■ PROMPT
Give the data below again exactly as written, without its pictures.

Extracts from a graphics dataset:
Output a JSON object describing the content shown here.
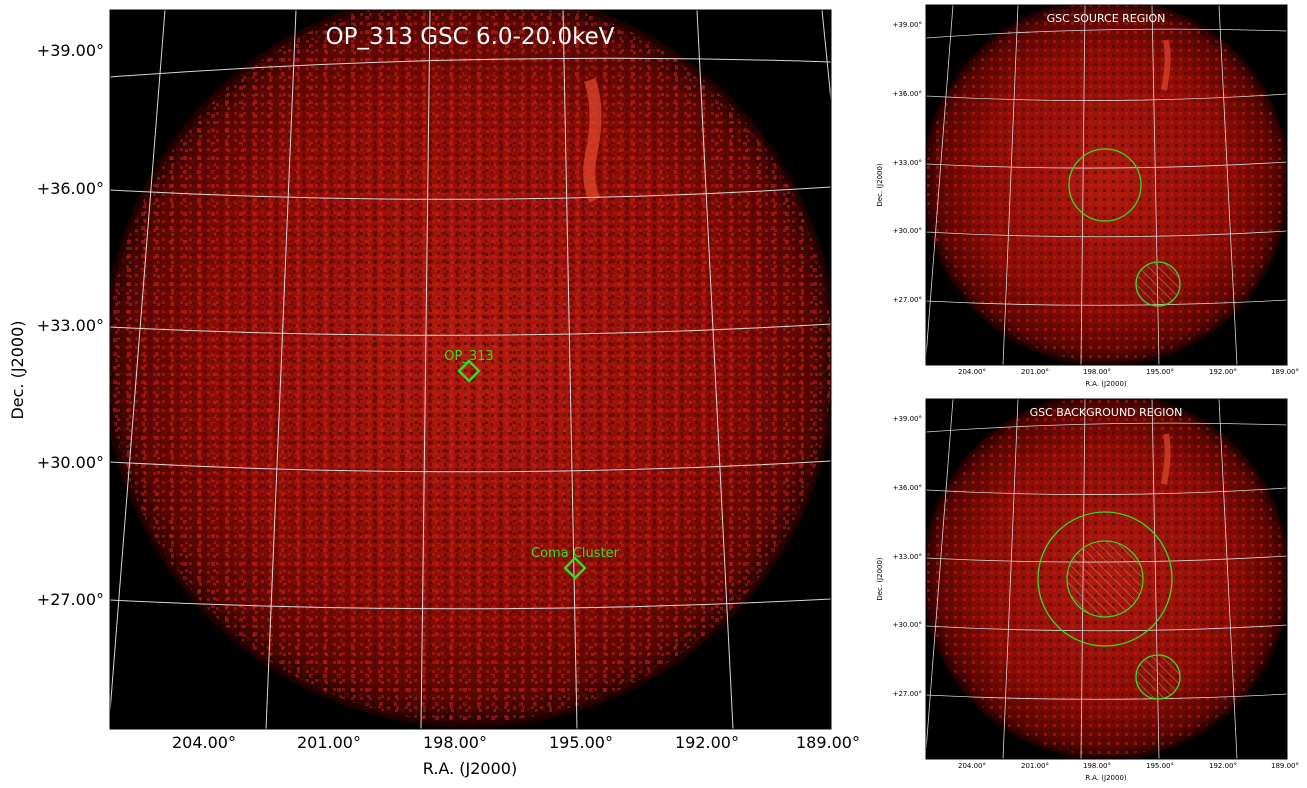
{
  "main_map": {
    "title": "OP_313 GSC 6.0-20.0keV",
    "xlabel": "R.A. (J2000)",
    "ylabel": "Dec. (J2000)",
    "ra_ticks": [
      "204.00°",
      "201.00°",
      "198.00°",
      "195.00°",
      "192.00°",
      "189.00°"
    ],
    "dec_ticks": [
      "+39.00°",
      "+36.00°",
      "+33.00°",
      "+30.00°",
      "+27.00°"
    ],
    "sources": [
      {
        "name": "OP_313"
      },
      {
        "name": "Coma Cluster"
      }
    ]
  },
  "source_panel": {
    "title": "GSC SOURCE REGION",
    "xlabel": "R.A. (J2000)",
    "ylabel": "Dec. (J2000)",
    "ra_ticks": [
      "204.00°",
      "201.00°",
      "198.00°",
      "195.00°",
      "192.00°",
      "189.00°"
    ],
    "dec_ticks": [
      "+39.00°",
      "+36.00°",
      "+33.00°",
      "+30.00°",
      "+27.00°"
    ]
  },
  "background_panel": {
    "title": "GSC BACKGROUND REGION",
    "xlabel": "R.A. (J2000)",
    "ylabel": "Dec. (J2000)",
    "ra_ticks": [
      "204.00°",
      "201.00°",
      "198.00°",
      "195.00°",
      "192.00°",
      "189.00°"
    ],
    "dec_ticks": [
      "+39.00°",
      "+36.00°",
      "+33.00°",
      "+30.00°",
      "+27.00°"
    ]
  },
  "colors": {
    "map_background": "#000000",
    "map_glow": "#a01008",
    "grid": "#d8d8d8",
    "region": "#33dd22",
    "title_text": "#ffffff"
  }
}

■ CORRECT ANSWER
Output a JSON object describing the content shown here.
{
  "main_map": {
    "title": "OP_313 GSC 6.0-20.0keV",
    "xlabel": "R.A. (J2000)",
    "ylabel": "Dec. (J2000)",
    "ra_ticks": [
      "204.00°",
      "201.00°",
      "198.00°",
      "195.00°",
      "192.00°",
      "189.00°"
    ],
    "dec_ticks": [
      "+39.00°",
      "+36.00°",
      "+33.00°",
      "+30.00°",
      "+27.00°"
    ],
    "sources": [
      {
        "name": "OP_313"
      },
      {
        "name": "Coma Cluster"
      }
    ]
  },
  "source_panel": {
    "title": "GSC SOURCE REGION",
    "xlabel": "R.A. (J2000)",
    "ylabel": "Dec. (J2000)",
    "ra_ticks": [
      "204.00°",
      "201.00°",
      "198.00°",
      "195.00°",
      "192.00°",
      "189.00°"
    ],
    "dec_ticks": [
      "+39.00°",
      "+36.00°",
      "+33.00°",
      "+30.00°",
      "+27.00°"
    ]
  },
  "background_panel": {
    "title": "GSC BACKGROUND REGION",
    "xlabel": "R.A. (J2000)",
    "ylabel": "Dec. (J2000)",
    "ra_ticks": [
      "204.00°",
      "201.00°",
      "198.00°",
      "195.00°",
      "192.00°",
      "189.00°"
    ],
    "dec_ticks": [
      "+39.00°",
      "+36.00°",
      "+33.00°",
      "+30.00°",
      "+27.00°"
    ]
  },
  "colors": {
    "map_background": "#000000",
    "map_glow": "#a01008",
    "grid": "#d8d8d8",
    "region": "#33dd22",
    "title_text": "#ffffff"
  }
}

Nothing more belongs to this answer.